### What you need to do
Collect from the data below each line with "Reseller".
* START *
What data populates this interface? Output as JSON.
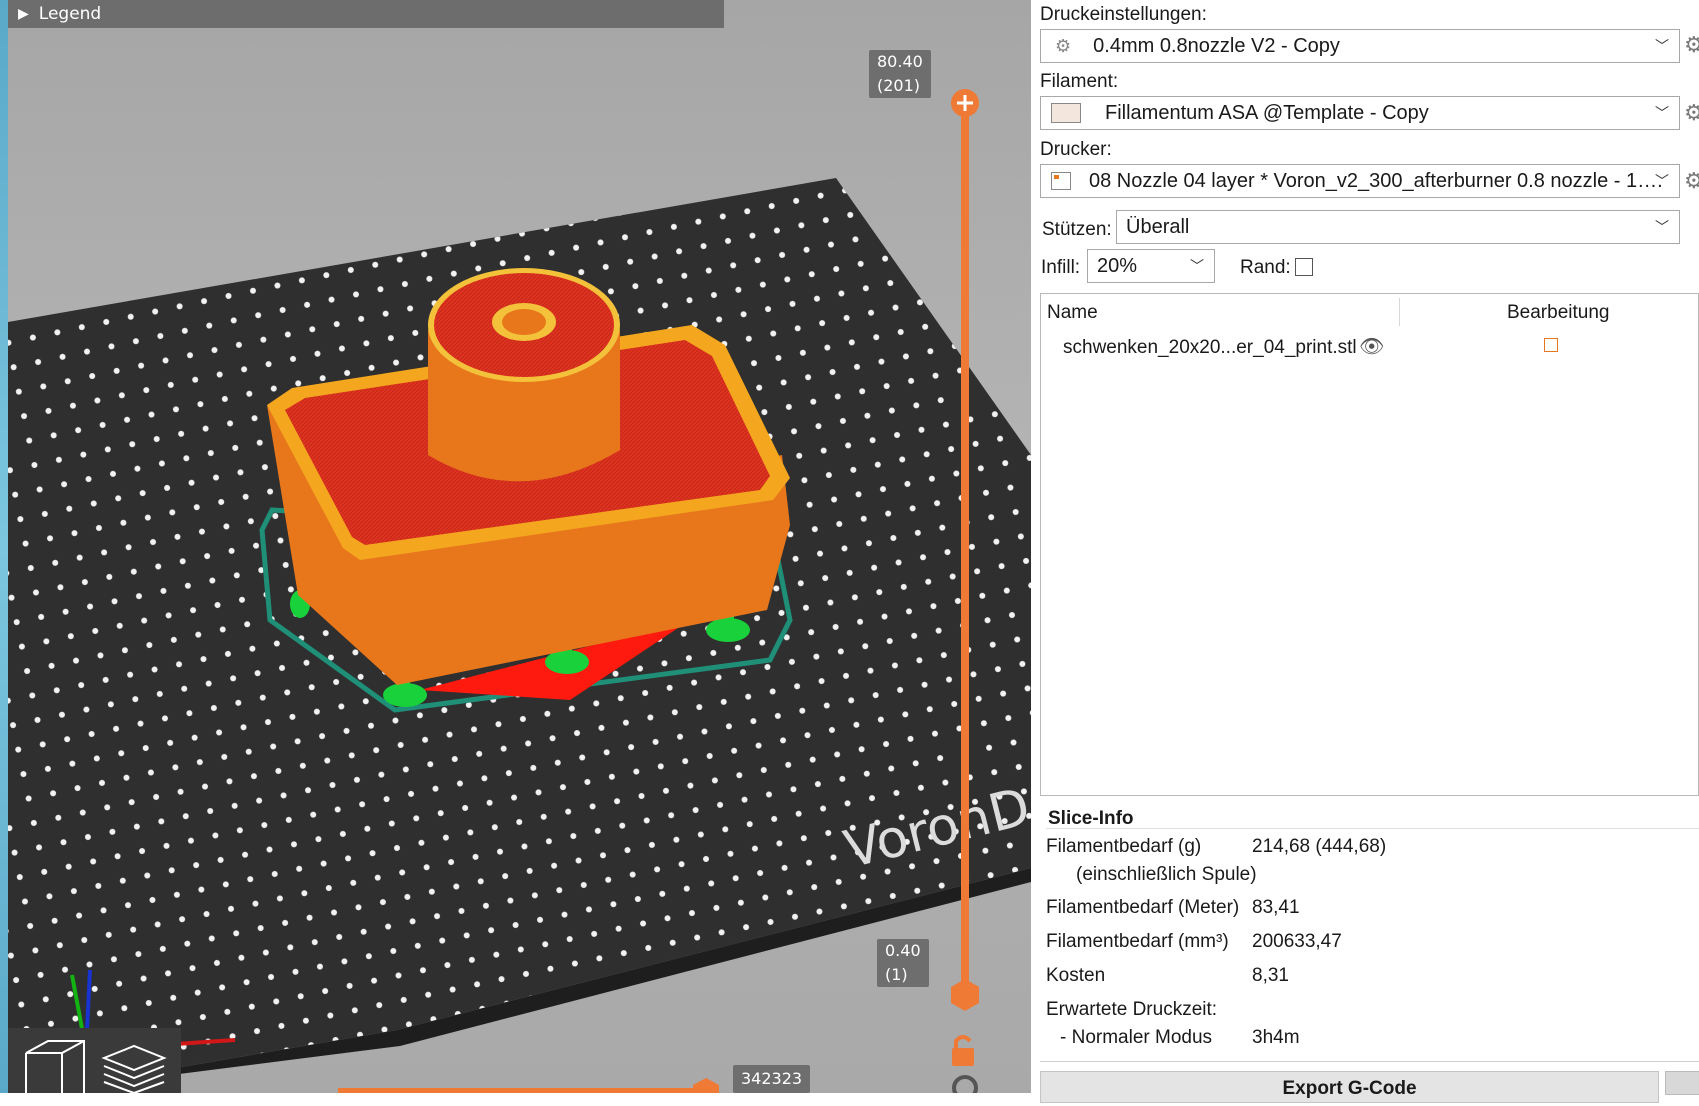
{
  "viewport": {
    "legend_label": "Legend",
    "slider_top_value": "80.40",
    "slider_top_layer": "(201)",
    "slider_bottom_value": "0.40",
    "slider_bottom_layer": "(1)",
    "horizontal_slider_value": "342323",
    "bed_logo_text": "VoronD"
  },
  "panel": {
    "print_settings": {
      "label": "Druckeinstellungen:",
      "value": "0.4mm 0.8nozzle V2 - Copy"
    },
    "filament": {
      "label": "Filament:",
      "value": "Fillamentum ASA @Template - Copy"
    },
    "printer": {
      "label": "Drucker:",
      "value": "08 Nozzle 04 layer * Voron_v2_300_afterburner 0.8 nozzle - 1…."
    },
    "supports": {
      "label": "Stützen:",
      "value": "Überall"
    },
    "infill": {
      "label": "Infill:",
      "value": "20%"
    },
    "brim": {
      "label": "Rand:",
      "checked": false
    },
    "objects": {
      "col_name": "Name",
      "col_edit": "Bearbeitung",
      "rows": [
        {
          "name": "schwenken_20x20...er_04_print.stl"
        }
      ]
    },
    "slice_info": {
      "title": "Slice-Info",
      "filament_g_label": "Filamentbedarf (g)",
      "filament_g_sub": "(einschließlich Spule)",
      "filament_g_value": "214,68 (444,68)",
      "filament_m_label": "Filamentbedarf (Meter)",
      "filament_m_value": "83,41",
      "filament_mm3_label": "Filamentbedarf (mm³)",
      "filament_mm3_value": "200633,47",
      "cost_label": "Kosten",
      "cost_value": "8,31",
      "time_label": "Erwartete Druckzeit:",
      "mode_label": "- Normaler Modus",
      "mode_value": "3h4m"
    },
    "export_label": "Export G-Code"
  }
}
* END *
* START *
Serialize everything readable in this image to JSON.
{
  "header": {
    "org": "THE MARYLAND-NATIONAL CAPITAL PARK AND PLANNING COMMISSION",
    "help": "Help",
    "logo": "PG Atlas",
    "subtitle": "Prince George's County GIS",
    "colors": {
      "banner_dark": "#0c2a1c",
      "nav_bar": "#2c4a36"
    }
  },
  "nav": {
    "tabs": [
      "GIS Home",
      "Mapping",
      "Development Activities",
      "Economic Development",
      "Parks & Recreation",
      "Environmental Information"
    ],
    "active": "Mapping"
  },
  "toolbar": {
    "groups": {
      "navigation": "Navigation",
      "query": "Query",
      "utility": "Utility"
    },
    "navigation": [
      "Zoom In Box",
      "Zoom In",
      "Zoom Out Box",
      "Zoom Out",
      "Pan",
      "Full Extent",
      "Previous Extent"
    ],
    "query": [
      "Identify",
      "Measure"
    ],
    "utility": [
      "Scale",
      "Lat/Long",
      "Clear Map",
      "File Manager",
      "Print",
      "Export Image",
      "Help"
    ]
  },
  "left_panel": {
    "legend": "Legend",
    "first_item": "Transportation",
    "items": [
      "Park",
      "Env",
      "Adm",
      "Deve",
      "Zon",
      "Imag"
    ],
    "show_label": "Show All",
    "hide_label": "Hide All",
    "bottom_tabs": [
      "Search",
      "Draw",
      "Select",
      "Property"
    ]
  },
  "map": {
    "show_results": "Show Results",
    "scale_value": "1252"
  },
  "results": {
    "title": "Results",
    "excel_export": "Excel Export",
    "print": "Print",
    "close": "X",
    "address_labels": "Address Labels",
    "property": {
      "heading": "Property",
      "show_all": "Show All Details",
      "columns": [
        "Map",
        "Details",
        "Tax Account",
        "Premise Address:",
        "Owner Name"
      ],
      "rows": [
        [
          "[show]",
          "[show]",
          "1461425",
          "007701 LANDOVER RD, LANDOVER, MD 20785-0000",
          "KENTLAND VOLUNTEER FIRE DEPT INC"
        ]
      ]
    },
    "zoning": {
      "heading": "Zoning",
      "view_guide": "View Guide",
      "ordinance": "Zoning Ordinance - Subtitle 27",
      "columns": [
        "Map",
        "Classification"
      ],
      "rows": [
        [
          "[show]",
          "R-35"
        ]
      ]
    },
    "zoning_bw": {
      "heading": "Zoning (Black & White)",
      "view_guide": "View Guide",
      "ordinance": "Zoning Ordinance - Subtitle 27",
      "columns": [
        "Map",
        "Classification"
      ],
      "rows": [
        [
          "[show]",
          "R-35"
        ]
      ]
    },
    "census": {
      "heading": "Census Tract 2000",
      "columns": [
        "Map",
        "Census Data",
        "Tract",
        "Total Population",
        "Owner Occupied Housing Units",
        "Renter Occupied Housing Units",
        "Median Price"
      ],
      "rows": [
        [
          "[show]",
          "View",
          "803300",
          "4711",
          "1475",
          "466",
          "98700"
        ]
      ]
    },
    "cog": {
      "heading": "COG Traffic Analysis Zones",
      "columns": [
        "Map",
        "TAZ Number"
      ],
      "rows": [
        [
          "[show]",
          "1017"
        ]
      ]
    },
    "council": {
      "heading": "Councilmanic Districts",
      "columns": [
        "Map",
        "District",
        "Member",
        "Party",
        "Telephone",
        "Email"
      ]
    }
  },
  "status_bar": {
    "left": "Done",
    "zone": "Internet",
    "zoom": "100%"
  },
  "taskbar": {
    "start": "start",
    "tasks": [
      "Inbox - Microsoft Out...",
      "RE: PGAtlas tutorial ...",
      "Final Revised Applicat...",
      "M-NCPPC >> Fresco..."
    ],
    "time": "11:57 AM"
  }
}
* END *
* START *
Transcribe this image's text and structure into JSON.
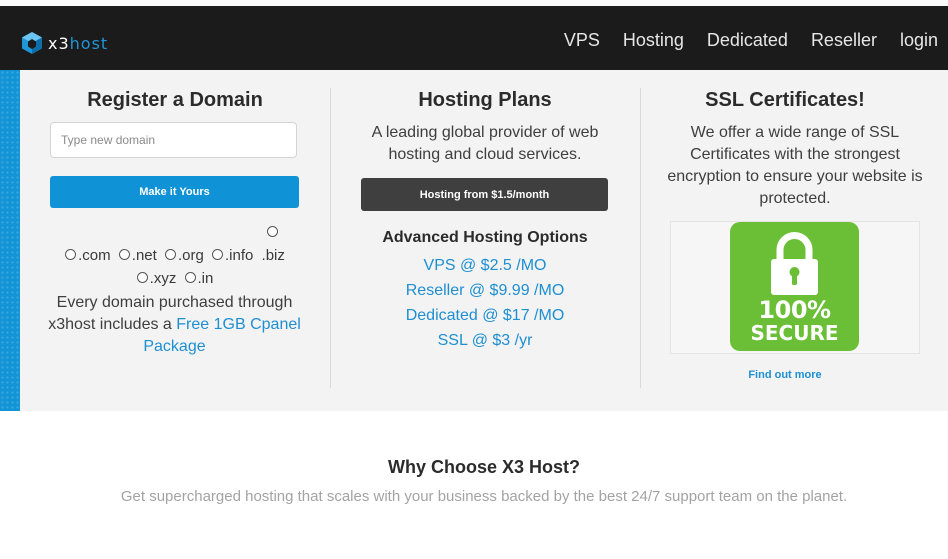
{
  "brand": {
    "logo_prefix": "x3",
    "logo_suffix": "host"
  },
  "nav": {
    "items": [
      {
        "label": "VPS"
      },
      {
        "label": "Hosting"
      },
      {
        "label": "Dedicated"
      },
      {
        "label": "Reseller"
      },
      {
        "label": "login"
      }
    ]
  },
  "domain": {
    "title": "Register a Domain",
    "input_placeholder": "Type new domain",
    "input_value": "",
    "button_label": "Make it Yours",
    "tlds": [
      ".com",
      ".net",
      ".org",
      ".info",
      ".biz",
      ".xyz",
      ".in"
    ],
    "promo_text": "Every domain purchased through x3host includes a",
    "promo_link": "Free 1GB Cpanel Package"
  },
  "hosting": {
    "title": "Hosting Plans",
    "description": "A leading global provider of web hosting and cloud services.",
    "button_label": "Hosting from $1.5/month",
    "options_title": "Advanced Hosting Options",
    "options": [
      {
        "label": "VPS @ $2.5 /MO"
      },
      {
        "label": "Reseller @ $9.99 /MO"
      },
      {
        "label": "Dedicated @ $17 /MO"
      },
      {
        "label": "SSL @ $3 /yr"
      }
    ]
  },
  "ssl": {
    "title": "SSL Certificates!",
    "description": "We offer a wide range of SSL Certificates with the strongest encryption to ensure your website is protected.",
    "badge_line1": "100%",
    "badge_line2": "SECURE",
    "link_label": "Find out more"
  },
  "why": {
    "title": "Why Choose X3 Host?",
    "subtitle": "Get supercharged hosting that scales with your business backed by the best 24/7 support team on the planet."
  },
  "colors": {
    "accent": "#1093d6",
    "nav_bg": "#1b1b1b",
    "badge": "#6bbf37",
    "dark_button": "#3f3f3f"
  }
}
* END *
### Response to the task
        "label": "Reseller"
        "label": "Reseller @ $9.99 /MO"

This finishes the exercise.